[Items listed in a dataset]
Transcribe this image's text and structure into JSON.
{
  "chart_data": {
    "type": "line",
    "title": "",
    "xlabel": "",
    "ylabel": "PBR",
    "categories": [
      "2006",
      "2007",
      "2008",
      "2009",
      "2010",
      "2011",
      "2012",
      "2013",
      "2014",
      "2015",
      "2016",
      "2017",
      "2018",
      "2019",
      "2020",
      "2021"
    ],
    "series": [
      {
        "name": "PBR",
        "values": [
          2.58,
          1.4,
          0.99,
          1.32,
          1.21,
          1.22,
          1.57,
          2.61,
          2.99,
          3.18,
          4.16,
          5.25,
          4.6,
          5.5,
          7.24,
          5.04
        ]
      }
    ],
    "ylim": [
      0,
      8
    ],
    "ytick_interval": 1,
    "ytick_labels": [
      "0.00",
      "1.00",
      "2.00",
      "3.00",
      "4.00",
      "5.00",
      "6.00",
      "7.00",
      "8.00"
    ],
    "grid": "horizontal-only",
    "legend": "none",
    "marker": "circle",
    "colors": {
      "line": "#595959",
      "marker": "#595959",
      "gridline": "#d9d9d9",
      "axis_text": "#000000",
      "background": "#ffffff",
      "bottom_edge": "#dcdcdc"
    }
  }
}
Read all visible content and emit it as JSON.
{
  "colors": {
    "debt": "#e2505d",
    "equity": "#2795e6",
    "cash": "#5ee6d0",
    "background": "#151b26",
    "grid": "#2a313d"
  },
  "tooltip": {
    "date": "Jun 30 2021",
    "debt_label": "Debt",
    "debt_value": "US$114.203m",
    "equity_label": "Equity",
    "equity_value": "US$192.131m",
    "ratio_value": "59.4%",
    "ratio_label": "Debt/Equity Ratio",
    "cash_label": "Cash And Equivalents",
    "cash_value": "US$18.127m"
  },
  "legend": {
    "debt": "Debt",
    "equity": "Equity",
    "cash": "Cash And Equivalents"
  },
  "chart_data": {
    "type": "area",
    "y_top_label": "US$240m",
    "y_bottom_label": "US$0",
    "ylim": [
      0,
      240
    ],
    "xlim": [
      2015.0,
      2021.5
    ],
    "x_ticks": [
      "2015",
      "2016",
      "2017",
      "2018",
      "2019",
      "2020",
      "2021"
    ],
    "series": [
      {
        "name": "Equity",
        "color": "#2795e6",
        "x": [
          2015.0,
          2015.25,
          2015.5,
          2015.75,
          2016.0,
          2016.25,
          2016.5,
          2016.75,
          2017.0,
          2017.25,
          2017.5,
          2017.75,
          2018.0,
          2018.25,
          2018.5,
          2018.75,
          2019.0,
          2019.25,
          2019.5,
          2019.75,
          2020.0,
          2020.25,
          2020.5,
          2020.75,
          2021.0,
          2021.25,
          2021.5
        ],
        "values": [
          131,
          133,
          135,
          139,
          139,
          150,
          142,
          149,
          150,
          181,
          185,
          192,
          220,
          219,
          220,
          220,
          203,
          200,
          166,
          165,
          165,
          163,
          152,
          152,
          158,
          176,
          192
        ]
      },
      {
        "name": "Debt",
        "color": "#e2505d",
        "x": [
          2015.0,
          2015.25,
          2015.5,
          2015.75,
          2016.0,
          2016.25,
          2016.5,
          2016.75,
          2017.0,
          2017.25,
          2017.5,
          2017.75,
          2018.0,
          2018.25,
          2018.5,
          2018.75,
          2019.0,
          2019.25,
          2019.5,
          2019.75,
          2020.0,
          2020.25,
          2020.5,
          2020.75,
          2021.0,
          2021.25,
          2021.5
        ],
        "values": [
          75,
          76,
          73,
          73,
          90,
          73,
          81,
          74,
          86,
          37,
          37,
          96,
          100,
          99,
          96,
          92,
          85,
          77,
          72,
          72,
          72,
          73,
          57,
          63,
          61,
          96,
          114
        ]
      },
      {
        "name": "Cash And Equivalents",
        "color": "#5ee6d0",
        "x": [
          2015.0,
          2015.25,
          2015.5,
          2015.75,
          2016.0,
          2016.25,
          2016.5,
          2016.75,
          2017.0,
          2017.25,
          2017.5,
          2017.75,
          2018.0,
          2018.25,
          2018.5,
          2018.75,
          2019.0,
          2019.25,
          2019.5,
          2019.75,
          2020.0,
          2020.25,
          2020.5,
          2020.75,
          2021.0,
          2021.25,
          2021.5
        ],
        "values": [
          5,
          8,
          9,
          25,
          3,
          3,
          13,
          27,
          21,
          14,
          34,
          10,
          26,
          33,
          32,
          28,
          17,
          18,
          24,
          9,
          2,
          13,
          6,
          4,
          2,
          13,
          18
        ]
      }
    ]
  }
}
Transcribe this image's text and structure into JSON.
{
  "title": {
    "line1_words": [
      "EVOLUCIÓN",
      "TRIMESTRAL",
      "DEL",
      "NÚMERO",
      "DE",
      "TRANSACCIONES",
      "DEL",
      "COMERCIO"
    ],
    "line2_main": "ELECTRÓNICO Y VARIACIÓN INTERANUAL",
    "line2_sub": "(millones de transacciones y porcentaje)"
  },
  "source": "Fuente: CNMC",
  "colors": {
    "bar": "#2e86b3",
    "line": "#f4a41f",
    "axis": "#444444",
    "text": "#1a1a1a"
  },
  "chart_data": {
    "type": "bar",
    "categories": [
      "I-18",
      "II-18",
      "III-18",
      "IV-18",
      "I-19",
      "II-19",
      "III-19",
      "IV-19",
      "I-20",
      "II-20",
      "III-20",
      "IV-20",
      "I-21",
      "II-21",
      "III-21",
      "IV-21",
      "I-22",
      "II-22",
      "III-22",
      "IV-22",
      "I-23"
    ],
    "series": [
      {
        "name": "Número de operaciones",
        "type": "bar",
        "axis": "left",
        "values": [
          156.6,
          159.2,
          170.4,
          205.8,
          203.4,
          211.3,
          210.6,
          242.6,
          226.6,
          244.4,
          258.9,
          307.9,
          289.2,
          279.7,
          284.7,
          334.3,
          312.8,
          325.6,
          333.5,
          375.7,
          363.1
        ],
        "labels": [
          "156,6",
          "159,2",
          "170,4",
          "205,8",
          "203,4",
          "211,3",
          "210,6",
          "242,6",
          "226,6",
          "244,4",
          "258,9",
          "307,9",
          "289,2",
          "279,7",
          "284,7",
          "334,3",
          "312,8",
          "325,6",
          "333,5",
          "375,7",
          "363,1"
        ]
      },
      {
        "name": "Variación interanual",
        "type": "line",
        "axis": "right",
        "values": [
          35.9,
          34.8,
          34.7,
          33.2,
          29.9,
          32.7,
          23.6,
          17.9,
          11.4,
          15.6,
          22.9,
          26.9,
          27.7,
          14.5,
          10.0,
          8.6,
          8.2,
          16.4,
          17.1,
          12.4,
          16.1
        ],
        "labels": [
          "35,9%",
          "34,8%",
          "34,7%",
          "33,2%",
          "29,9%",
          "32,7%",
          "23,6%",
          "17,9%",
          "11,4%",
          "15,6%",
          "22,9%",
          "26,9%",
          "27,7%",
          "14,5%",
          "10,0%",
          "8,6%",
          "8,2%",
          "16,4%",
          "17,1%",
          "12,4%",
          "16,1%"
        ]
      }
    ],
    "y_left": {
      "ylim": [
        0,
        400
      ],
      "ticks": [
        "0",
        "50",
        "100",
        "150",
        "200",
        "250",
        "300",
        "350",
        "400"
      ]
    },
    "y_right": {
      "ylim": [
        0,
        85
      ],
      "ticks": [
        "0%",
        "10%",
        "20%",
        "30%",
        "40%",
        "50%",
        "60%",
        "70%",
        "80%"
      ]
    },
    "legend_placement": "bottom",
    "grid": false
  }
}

**EXERCISE TASK**
Find the word "background" and list each line it appears in.

**PROBLEM SOLUTION**
      "background": "#ffffff",
    "background": "#151b26",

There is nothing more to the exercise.